### [INFORMATION GIVEN]

## begin

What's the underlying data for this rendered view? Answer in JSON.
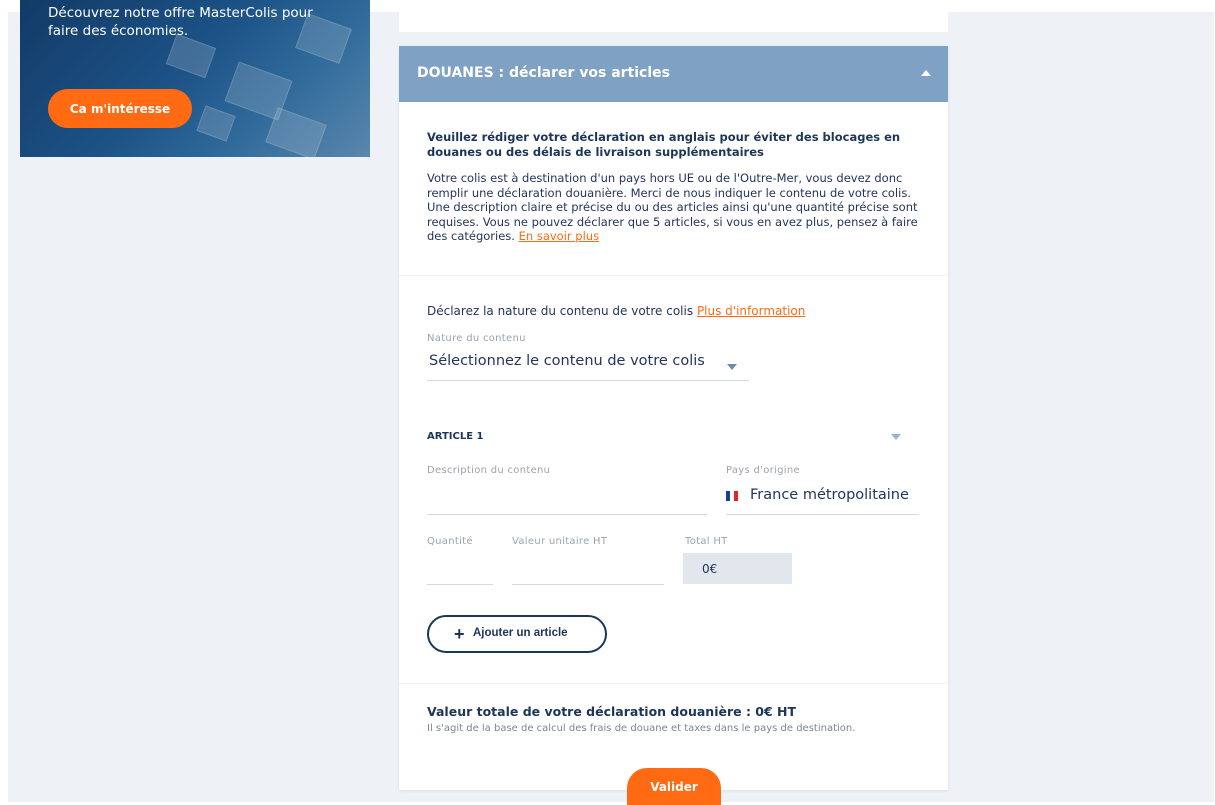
{
  "promo": {
    "text": "Découvrez notre offre MasterColis pour faire des économies.",
    "button_label": "Ca m'intéresse"
  },
  "customs": {
    "header_title": "DOUANES : déclarer vos articles",
    "warning_title": "Veuillez rédiger votre déclaration en anglais pour éviter des blocages en douanes ou des délais de livraison supplémentaires",
    "intro_text": "Votre colis est à destination d'un pays hors UE ou de l'Outre-Mer, vous devez donc remplir une déclaration douanière. Merci de nous indiquer le contenu de votre colis. Une description claire et précise du ou des articles ainsi qu'une quantité précise sont requises. Vous ne pouvez déclarer que 5 articles, si vous en avez plus, pensez à faire des catégories.",
    "intro_link": "En savoir plus",
    "nature_prompt": "Déclarez la nature du contenu de votre colis",
    "nature_link": "Plus d'information",
    "nature_label": "Nature du contenu",
    "nature_placeholder": "Sélectionnez le contenu de votre colis",
    "article": {
      "title": "ARTICLE 1",
      "description_label": "Description du contenu",
      "description_value": "",
      "country_label": "Pays d'origine",
      "country_value": "France métropolitaine",
      "quantity_label": "Quantité",
      "quantity_value": "",
      "unit_value_label": "Valeur unitaire HT",
      "unit_value": "",
      "total_label": "Total HT",
      "total_value": "0€"
    },
    "add_article_label": "Ajouter un article",
    "declaration_total": "Valeur totale de votre déclaration douanière : 0€ HT",
    "declaration_note": "Il s'agit de la base de calcul des frais de douane et taxes dans le pays de destination.",
    "validate_label": "Valider"
  },
  "colors": {
    "accent": "#ff6a13",
    "header": "#7fa1c3",
    "navy": "#1d3557"
  },
  "icons": [
    "chevron-up-icon",
    "chevron-down-icon",
    "france-flag-icon",
    "plus-icon"
  ]
}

## end

### [WRITTEN EXERCISE]
Retype all entries exactly as they appear, dropping the images.

### [WRITTEN RESPONSE]
What's the underlying data for this rendered view? Answer in JSON.
{
  "promo": {
    "text": "Découvrez notre offre MasterColis pour faire des économies.",
    "button_label": "Ca m'intéresse"
  },
  "customs": {
    "header_title": "DOUANES : déclarer vos articles",
    "warning_title": "Veuillez rédiger votre déclaration en anglais pour éviter des blocages en douanes ou des délais de livraison supplémentaires",
    "intro_text": "Votre colis est à destination d'un pays hors UE ou de l'Outre-Mer, vous devez donc remplir une déclaration douanière. Merci de nous indiquer le contenu de votre colis. Une description claire et précise du ou des articles ainsi qu'une quantité précise sont requises. Vous ne pouvez déclarer que 5 articles, si vous en avez plus, pensez à faire des catégories.",
    "intro_link": "En savoir plus",
    "nature_prompt": "Déclarez la nature du contenu de votre colis",
    "nature_link": "Plus d'information",
    "nature_label": "Nature du contenu",
    "nature_placeholder": "Sélectionnez le contenu de votre colis",
    "article": {
      "title": "ARTICLE 1",
      "description_label": "Description du contenu",
      "description_value": "",
      "country_label": "Pays d'origine",
      "country_value": "France métropolitaine",
      "quantity_label": "Quantité",
      "quantity_value": "",
      "unit_value_label": "Valeur unitaire HT",
      "unit_value": "",
      "total_label": "Total HT",
      "total_value": "0€"
    },
    "add_article_label": "Ajouter un article",
    "declaration_total": "Valeur totale de votre déclaration douanière : 0€ HT",
    "declaration_note": "Il s'agit de la base de calcul des frais de douane et taxes dans le pays de destination.",
    "validate_label": "Valider"
  },
  "colors": {
    "accent": "#ff6a13",
    "header": "#7fa1c3",
    "navy": "#1d3557"
  },
  "icons": [
    "chevron-up-icon",
    "chevron-down-icon",
    "france-flag-icon",
    "plus-icon"
  ]
}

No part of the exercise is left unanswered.